What to work on
Print the entries in full, word for word, but not the pictures.

[START OF Given records]

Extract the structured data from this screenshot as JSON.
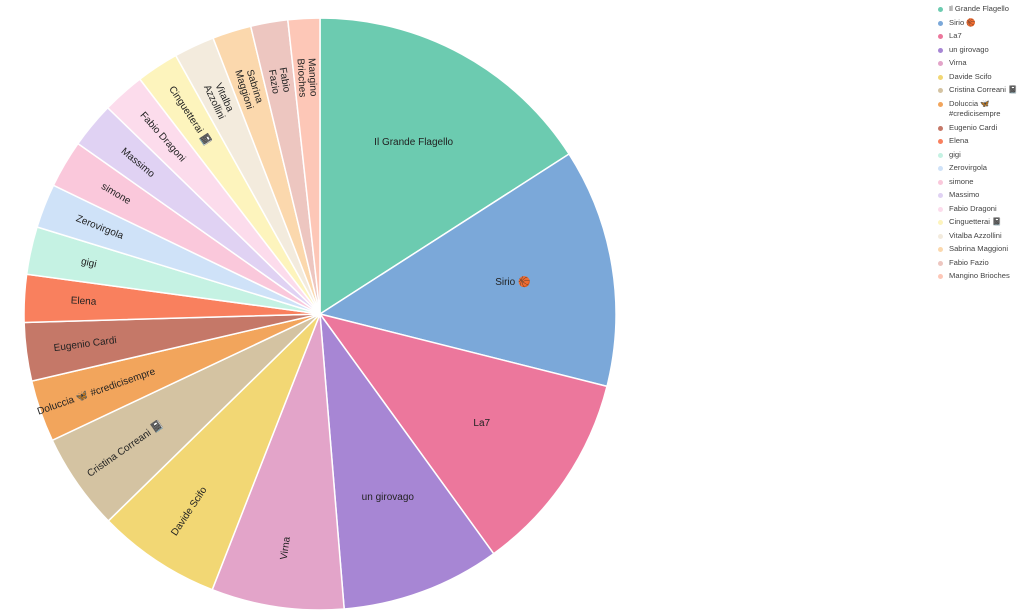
{
  "chart_data": {
    "type": "pie",
    "title": "",
    "legend_placement": "top-right",
    "start_angle_deg": 0,
    "direction": "clockwise",
    "slices": [
      {
        "label": "Il Grande Flagello",
        "value": 16.5,
        "color": "#6ccbb0"
      },
      {
        "label": "Sirio 🏀",
        "value": 13.5,
        "color": "#7ba8d9"
      },
      {
        "label": "La7",
        "value": 11.5,
        "color": "#ec779c"
      },
      {
        "label": "un girovago",
        "value": 9.0,
        "color": "#a786d4"
      },
      {
        "label": "Virna",
        "value": 7.5,
        "color": "#e3a4c9"
      },
      {
        "label": "Davide Scifo",
        "value": 7.0,
        "color": "#f2d774"
      },
      {
        "label": "Cristina Correani 📓",
        "value": 5.5,
        "color": "#d4c3a2"
      },
      {
        "label": "Doluccia 🦋 #credicisempre",
        "value": 3.5,
        "color": "#f2a55c"
      },
      {
        "label": "Eugenio Cardi",
        "value": 3.3,
        "color": "#c57868"
      },
      {
        "label": "Elena",
        "value": 2.7,
        "color": "#f9805e"
      },
      {
        "label": "gigi",
        "value": 2.7,
        "color": "#c5f2e3"
      },
      {
        "label": "Zerovirgola",
        "value": 2.5,
        "color": "#cfe2f8"
      },
      {
        "label": "simone",
        "value": 2.7,
        "color": "#fac8db"
      },
      {
        "label": "Massimo",
        "value": 2.6,
        "color": "#e0d2f3"
      },
      {
        "label": "Fabio Dragoni",
        "value": 2.4,
        "color": "#fcdcec"
      },
      {
        "label": "Cinguetterai 📓",
        "value": 2.4,
        "color": "#fdf4bd"
      },
      {
        "label": "Vitalba Azzollini",
        "value": 2.3,
        "color": "#f3ebdd"
      },
      {
        "label": "Sabrina Maggioni",
        "value": 2.2,
        "color": "#fbd8ad"
      },
      {
        "label": "Fabio Fazio",
        "value": 2.1,
        "color": "#edc6c0"
      },
      {
        "label": "Mangino Brioches",
        "value": 1.8,
        "color": "#fdc7b7"
      }
    ]
  },
  "legend": {
    "items": [
      "Il Grande Flagello",
      "Sirio 🏀",
      "La7",
      "un girovago",
      "Virna",
      "Davide Scifo",
      "Cristina Correani 📓",
      "Doluccia 🦋\n#credicisempre",
      "Eugenio Cardi",
      "Elena",
      "gigi",
      "Zerovirgola",
      "simone",
      "Massimo",
      "Fabio Dragoni",
      "Cinguetterai 📓",
      "Vitalba Azzollini",
      "Sabrina Maggioni",
      "Fabio Fazio",
      "Mangino Brioches"
    ]
  }
}
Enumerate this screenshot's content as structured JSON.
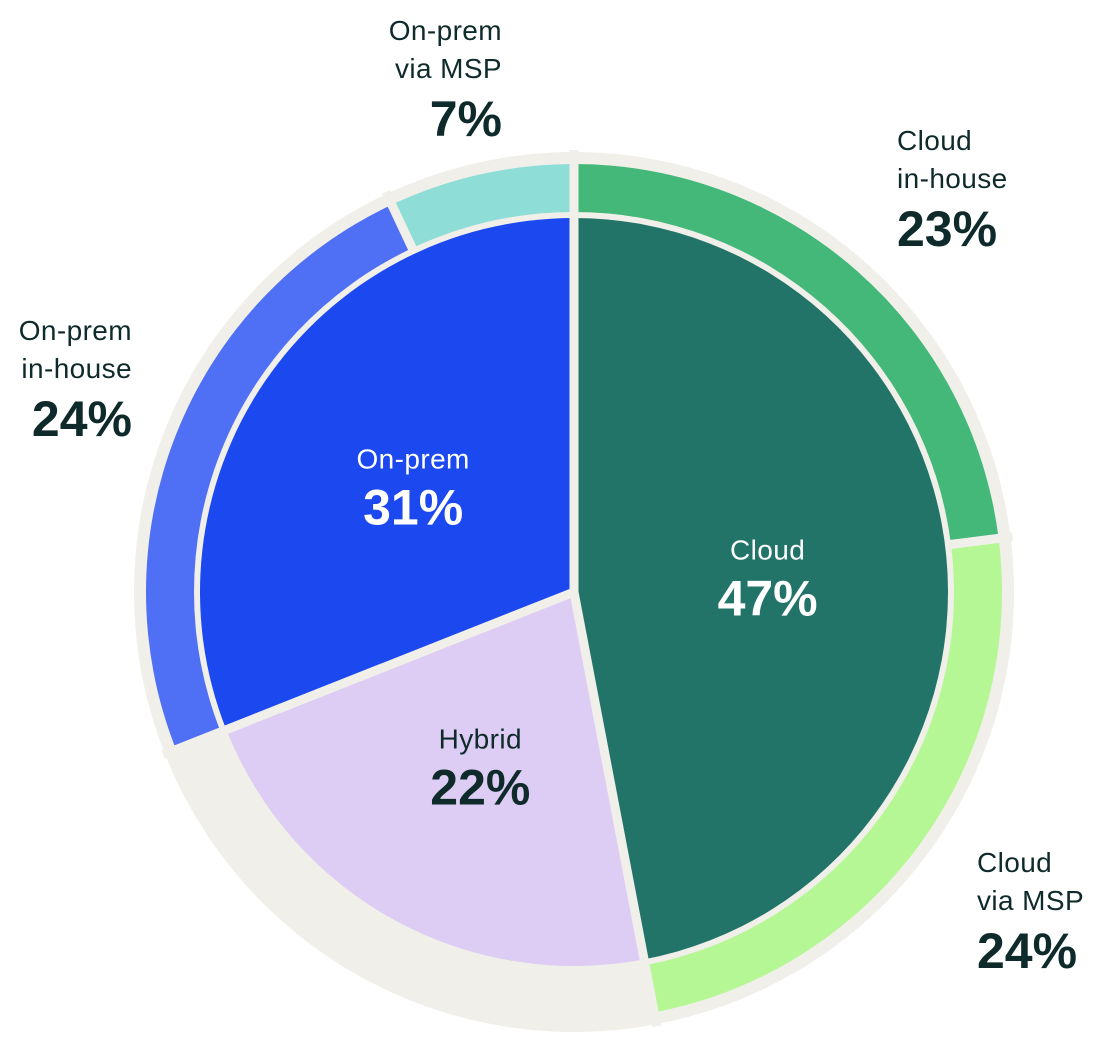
{
  "chart_data": {
    "type": "pie",
    "variant": "nested-donut",
    "title": "",
    "start_angle_deg": 0,
    "direction": "clockwise",
    "background_ring_color": "#f1efe9",
    "text_color_dark": "#0f2a2a",
    "text_color_light": "#ffffff",
    "inner": [
      {
        "label": "Cloud",
        "value_text": "47%",
        "value": 47,
        "color": "#237468",
        "text": "light"
      },
      {
        "label": "Hybrid",
        "value_text": "22%",
        "value": 22,
        "color": "#ddcdf4",
        "text": "dark"
      },
      {
        "label": "On-prem",
        "value_text": "31%",
        "value": 31,
        "color": "#1c48f0",
        "text": "light"
      }
    ],
    "outer": [
      {
        "label_lines": [
          "Cloud",
          "in-house"
        ],
        "value_text": "23%",
        "value": 23,
        "color": "#44b879",
        "text": "dark"
      },
      {
        "label_lines": [
          "Cloud",
          "via MSP"
        ],
        "value_text": "24%",
        "value": 24,
        "color": "#b5f794",
        "text": "dark"
      },
      {
        "label_lines": [],
        "value_text": "",
        "value": 22,
        "color": null,
        "text": "dark"
      },
      {
        "label_lines": [
          "On-prem",
          "in-house"
        ],
        "value_text": "24%",
        "value": 24,
        "color": "#4f6ff5",
        "text": "dark"
      },
      {
        "label_lines": [
          "On-prem",
          "via MSP"
        ],
        "value_text": "7%",
        "value": 7,
        "color": "#8fddd7",
        "text": "dark"
      }
    ]
  }
}
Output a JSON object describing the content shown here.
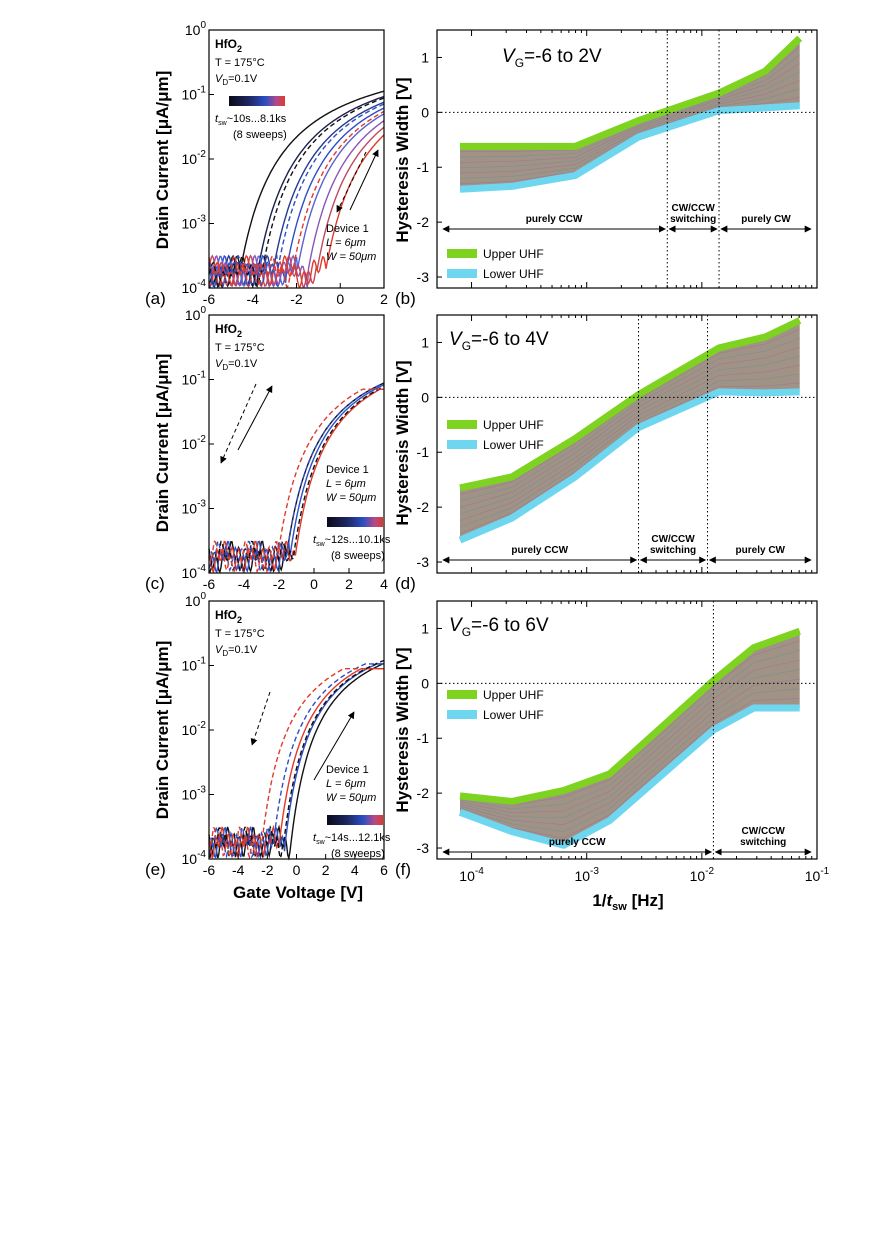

[END OF Given records]

Exercise result
Extract the structured data from this screenshot as JSON.
{
  "chart_data": {
    "type": "pie",
    "title": "",
    "legend_placement": "top-right",
    "start_angle_deg": 0,
    "direction": "clockwise",
    "slices": [
      {
        "label": "Il Grande Flagello",
        "value": 16.5,
        "color": "#6ccbb0"
      },
      {
        "label": "Sirio 🏀",
        "value": 13.5,
        "color": "#7ba8d9"
      },
      {
        "label": "La7",
        "value": 11.5,
        "color": "#ec779c"
      },
      {
        "label": "un girovago",
        "value": 9.0,
        "color": "#a786d4"
      },
      {
        "label": "Virna",
        "value": 7.5,
        "color": "#e3a4c9"
      },
      {
        "label": "Davide Scifo",
        "value": 7.0,
        "color": "#f2d774"
      },
      {
        "label": "Cristina Correani 📓",
        "value": 5.5,
        "color": "#d4c3a2"
      },
      {
        "label": "Doluccia 🦋 #credicisempre",
        "value": 3.5,
        "color": "#f2a55c"
      },
      {
        "label": "Eugenio Cardi",
        "value": 3.3,
        "color": "#c57868"
      },
      {
        "label": "Elena",
        "value": 2.7,
        "color": "#f9805e"
      },
      {
        "label": "gigi",
        "value": 2.7,
        "color": "#c5f2e3"
      },
      {
        "label": "Zerovirgola",
        "value": 2.5,
        "color": "#cfe2f8"
      },
      {
        "label": "simone",
        "value": 2.7,
        "color": "#fac8db"
      },
      {
        "label": "Massimo",
        "value": 2.6,
        "color": "#e0d2f3"
      },
      {
        "label": "Fabio Dragoni",
        "value": 2.4,
        "color": "#fcdcec"
      },
      {
        "label": "Cinguetterai 📓",
        "value": 2.4,
        "color": "#fdf4bd"
      },
      {
        "label": "Vitalba Azzollini",
        "value": 2.3,
        "color": "#f3ebdd"
      },
      {
        "label": "Sabrina Maggioni",
        "value": 2.2,
        "color": "#fbd8ad"
      },
      {
        "label": "Fabio Fazio",
        "value": 2.1,
        "color": "#edc6c0"
      },
      {
        "label": "Mangino Brioches",
        "value": 1.8,
        "color": "#fdc7b7"
      }
    ]
  },
  "legend": {
    "items": [
      "Il Grande Flagello",
      "Sirio 🏀",
      "La7",
      "un girovago",
      "Virna",
      "Davide Scifo",
      "Cristina Correani 📓",
      "Doluccia 🦋\n#credicisempre",
      "Eugenio Cardi",
      "Elena",
      "gigi",
      "Zerovirgola",
      "simone",
      "Massimo",
      "Fabio Dragoni",
      "Cinguetterai 📓",
      "Vitalba Azzollini",
      "Sabrina Maggioni",
      "Fabio Fazio",
      "Mangino Brioches"
    ]
  }
}
Enumerate this screenshot's content as structured JSON.
{
  "chart_data": {
    "type": "pie",
    "variant": "nested-donut",
    "title": "",
    "start_angle_deg": 0,
    "direction": "clockwise",
    "background_ring_color": "#f1efe9",
    "text_color_dark": "#0f2a2a",
    "text_color_light": "#ffffff",
    "inner": [
      {
        "label": "Cloud",
        "value_text": "47%",
        "value": 47,
        "color": "#237468",
        "text": "light"
      },
      {
        "label": "Hybrid",
        "value_text": "22%",
        "value": 22,
        "color": "#ddcdf4",
        "text": "dark"
      },
      {
        "label": "On-prem",
        "value_text": "31%",
        "value": 31,
        "color": "#1c48f0",
        "text": "light"
      }
    ],
    "outer": [
      {
        "label_lines": [
          "Cloud",
          "in-house"
        ],
        "value_text": "23%",
        "value": 23,
        "color": "#44b879",
        "text": "dark"
      },
      {
        "label_lines": [
          "Cloud",
          "via MSP"
        ],
        "value_text": "24%",
        "value": 24,
        "color": "#b5f794",
        "text": "dark"
      },
      {
        "label_lines": [],
        "value_text": "",
        "value": 22,
        "color": null,
        "text": "dark"
      },
      {
        "label_lines": [
          "On-prem",
          "in-house"
        ],
        "value_text": "24%",
        "value": 24,
        "color": "#4f6ff5",
        "text": "dark"
      },
      {
        "label_lines": [
          "On-prem",
          "via MSP"
        ],
        "value_text": "7%",
        "value": 7,
        "color": "#8fddd7",
        "text": "dark"
      }
    ]
  }
}
Output a JSON object describing the content shown here.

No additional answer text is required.